Assigned task: Among the lines below, count those with "type". Give the total alone.

[Stored records]
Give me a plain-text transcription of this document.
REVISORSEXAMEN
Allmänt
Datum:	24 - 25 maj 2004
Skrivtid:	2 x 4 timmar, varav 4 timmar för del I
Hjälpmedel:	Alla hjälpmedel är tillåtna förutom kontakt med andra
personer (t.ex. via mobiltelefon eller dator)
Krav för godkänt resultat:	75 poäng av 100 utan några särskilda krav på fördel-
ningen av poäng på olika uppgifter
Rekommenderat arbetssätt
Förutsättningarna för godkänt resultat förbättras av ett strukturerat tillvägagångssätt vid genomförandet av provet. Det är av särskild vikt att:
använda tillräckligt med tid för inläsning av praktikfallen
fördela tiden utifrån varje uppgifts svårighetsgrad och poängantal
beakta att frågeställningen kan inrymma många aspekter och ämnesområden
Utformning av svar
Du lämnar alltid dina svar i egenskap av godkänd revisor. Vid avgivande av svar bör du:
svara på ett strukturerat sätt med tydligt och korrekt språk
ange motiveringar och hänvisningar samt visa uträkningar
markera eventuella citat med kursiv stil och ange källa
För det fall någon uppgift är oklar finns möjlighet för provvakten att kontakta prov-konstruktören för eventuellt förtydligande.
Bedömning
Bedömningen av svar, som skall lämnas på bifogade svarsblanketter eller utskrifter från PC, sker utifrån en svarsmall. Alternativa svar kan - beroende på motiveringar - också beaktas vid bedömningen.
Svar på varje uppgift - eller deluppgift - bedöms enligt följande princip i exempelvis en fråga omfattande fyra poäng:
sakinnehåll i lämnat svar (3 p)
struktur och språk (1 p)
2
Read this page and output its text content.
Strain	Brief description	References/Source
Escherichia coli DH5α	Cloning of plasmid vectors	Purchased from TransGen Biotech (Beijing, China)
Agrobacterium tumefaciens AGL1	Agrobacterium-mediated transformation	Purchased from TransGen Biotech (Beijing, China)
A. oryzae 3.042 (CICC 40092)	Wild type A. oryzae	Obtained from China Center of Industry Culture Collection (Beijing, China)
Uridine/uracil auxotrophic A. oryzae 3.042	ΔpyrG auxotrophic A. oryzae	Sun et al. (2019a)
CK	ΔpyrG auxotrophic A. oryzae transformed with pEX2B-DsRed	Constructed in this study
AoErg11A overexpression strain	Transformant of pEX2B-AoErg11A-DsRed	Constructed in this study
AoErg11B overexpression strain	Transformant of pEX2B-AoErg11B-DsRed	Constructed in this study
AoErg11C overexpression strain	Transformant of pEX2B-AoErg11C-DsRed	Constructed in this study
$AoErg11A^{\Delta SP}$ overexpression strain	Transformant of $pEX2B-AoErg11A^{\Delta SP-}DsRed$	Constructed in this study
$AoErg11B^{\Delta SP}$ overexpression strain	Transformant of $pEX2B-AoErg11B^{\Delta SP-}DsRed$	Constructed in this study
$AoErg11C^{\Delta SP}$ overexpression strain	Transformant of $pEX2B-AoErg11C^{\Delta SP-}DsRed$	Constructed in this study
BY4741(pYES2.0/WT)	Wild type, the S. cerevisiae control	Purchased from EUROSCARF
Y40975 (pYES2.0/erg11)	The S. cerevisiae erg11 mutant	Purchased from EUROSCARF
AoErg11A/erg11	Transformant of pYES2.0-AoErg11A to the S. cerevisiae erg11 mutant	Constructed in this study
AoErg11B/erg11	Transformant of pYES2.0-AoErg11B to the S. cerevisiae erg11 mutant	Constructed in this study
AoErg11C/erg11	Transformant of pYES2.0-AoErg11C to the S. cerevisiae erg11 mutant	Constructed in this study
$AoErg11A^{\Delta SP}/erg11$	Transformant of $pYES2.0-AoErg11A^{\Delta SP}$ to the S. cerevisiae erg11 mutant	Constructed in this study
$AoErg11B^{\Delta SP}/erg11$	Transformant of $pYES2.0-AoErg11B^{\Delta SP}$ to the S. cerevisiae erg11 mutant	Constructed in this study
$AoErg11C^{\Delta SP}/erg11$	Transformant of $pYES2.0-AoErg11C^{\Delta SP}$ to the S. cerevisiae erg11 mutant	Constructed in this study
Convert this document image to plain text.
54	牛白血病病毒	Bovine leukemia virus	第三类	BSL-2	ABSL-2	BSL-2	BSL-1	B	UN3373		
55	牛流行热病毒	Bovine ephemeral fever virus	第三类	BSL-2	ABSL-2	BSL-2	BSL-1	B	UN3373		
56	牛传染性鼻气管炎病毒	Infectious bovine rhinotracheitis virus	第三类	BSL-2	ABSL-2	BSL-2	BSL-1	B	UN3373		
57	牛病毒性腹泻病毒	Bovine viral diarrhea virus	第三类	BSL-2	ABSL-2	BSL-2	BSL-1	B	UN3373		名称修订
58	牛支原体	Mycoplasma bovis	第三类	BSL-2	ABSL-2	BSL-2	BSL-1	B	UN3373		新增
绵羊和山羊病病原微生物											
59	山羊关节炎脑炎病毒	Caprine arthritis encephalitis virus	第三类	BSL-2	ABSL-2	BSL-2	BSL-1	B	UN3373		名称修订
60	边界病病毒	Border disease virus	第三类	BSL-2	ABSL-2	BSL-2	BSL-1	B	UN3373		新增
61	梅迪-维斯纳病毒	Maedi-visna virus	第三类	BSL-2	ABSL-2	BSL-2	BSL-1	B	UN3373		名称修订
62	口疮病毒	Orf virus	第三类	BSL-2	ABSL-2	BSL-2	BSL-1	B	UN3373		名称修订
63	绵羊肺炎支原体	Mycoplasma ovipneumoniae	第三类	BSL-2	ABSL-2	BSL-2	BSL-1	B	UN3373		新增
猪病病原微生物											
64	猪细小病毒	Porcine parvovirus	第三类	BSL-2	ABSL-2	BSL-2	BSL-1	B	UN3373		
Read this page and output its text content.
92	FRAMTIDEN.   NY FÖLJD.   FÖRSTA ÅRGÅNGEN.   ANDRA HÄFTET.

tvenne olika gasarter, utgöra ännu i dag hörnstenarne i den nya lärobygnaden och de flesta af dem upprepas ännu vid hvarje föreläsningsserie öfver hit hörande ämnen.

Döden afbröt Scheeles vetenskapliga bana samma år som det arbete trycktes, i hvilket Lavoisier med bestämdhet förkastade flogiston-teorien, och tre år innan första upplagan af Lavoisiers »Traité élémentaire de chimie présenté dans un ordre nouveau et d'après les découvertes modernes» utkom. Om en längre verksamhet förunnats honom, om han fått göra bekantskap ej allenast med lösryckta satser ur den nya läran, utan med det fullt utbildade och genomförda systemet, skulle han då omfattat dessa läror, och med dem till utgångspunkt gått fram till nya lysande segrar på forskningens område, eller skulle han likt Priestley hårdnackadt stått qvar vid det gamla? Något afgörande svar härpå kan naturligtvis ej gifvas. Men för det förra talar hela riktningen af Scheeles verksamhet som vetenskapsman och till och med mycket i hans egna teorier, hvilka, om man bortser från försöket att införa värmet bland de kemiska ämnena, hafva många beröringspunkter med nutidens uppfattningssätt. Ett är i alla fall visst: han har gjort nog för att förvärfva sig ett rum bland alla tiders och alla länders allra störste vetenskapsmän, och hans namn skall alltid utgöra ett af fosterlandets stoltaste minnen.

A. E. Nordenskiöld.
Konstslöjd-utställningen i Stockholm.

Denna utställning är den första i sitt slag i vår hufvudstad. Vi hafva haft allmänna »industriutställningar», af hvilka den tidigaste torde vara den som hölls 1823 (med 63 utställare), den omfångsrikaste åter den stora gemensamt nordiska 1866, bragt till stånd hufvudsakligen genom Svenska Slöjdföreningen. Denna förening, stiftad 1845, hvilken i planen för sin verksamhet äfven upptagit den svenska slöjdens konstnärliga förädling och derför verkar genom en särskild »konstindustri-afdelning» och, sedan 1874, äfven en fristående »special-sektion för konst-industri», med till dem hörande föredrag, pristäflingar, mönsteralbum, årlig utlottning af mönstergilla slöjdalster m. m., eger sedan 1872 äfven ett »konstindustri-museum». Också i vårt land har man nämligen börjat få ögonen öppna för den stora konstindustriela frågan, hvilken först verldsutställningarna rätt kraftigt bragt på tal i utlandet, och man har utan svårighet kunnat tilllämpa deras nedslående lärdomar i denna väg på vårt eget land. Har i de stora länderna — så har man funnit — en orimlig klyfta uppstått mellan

Worked solution: 2